→ **課題の目的**
Transform Feedbackについての本文から、「この機能を使うことで、例えば」を含む語句で始まり「まぁ、頂点シェーダーがあるわけですから、計算そのものはできます。」で終わる部分を取り出し、「パフォーマンス」を「性能」に差し替えて編集する。
#### 本文 ####
この機能は何かというと、「頂点シェーダで計算した結果を(ラスタライザ以降に渡さずに)VBO(頂点バッファオブジェクト)に書き込むことができる」という機能です。その書き込まれたVBOのデータを、再び描画命令で頂点シェーダに流し込むこともできます。
この機能を使うことで、例えば「粒子の重力物理シミュレーション」といったような科学的な計算をGPUで行うことができるようになります。
今までは、同じようなことをやろうとすると、CPU側で粒子の座標値を計算する必要がありました(その計算済みの位置を頂点シェーダに渡し、可視化を行う感じです)。まぁ当然パフォーマンスが出ないわけです。
Transform Feedbackを使うことで、この計算をほぼGPUのみで計算させることができます。
疑問:Transform Feedbackを使わなくてもGPUで座標計算できるんじゃないの?
まぁ、頂点シェーダーがあるわけですから、計算そのものはできます。
しかし、Transform Feedbackを使わない場合、問題があります。「一度計算した結果を受けとる手段がない」ということです(一応、フレームバッファやレンダーターゲットのテクスチャに、ピクセル値として色の出力はされますが、それはもはや、粒子の座標値とは違いますよね)。
粒子の動きなどの物理現象を計算するときには、物理現象を司る支配方程式を離散化し、導出した時間についての差分式を繰り返し繰り返し計算していくことがほとんどです。
ところが、Transform Feedbackを使わずにGPU側で粒子の座標値を計算させようとした場合、その繰り返し計算の最初の一回目の計算しかできず、一回目の計算結果を受けて二回目以降の計算を行うことができないのです。
Transform Feedbackは、計算結果をVBOに書き込んでくれます。そのVBOのデータをまた頂点として頂点シェーダに流すことで、二回目以降の繰り返し計算を行うことができるのです。
Transform Feedbackが物理シミュレーションなどに最適なのは、こうした理由からなのです。
Geometry Instancing
これについては、すでに私が詳しい説明記事を書いていますので、そちらをご覧ください。
「その記事読むのが面倒」という方のために、一言だけでこの機能を説明すると、「これまでは、同じ3Dモデルを1万個描画するのに、描画命令を1万回マジメに呼ぶ必要があったのに対し、Geometry Instancing機能を使えば、これがたった1回の描画命令ですむ」というものです。
ちなみにWebGL 1.0でも、多くのブラウザで拡張機能としてこのGeometry Instancingを使うことができます。
#### データの内容 ####
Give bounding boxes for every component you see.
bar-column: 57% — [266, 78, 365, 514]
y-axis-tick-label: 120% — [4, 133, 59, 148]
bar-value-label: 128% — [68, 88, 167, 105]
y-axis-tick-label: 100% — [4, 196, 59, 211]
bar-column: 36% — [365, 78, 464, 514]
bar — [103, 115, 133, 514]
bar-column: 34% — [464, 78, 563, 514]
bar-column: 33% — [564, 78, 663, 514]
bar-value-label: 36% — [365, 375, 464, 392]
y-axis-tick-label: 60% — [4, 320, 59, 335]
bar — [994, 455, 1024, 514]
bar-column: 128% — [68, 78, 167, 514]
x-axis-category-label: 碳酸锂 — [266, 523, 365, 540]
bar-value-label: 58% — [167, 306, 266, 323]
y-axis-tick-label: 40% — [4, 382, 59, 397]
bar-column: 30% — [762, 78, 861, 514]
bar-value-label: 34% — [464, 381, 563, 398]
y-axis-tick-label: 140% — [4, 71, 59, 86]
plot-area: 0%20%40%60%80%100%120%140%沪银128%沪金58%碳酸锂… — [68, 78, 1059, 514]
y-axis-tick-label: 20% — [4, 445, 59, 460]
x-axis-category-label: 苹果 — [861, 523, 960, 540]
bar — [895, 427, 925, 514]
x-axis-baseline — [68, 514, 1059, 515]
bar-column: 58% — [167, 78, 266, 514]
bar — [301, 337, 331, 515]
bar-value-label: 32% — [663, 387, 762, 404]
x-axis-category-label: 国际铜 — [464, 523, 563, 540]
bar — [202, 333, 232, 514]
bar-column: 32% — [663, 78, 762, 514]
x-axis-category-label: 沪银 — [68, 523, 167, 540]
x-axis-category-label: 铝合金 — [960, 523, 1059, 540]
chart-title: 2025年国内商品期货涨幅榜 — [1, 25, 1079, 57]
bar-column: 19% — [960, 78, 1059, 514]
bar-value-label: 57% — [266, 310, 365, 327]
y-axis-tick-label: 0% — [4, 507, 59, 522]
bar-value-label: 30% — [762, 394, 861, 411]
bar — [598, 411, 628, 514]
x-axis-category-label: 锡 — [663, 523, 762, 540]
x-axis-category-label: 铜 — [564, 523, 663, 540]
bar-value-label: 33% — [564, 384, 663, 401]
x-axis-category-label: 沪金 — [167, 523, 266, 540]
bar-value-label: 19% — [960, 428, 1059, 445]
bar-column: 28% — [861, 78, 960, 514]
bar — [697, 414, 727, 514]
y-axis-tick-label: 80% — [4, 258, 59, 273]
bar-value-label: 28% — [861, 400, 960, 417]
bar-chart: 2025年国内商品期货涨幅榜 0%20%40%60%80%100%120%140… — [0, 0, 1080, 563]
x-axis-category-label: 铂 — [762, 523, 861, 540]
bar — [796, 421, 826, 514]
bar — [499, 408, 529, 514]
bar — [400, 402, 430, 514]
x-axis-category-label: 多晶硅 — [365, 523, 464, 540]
####
→ **完全な回答**
この機能を使うことで、例えば「粒子の重力物理シミュレーション」といったような科学的な計算をGPUで行うことができるようになります。
今までは、同じようなことをやろうとすると、CPU側で粒子の座標値を計算する必要がありました(その計算済みの位置を頂点シェーダに渡し、可視化を行う感じです)。まぁ当然性能が出ないわけです。
Transform Feedbackを使うことで、この計算をほぼGPUのみで計算させることができます。
疑問:Transform Feedbackを使わなくてもGPUで座標計算できるんじゃないの?
まぁ、頂点シェーダーがあるわけですから、計算そのものはできます。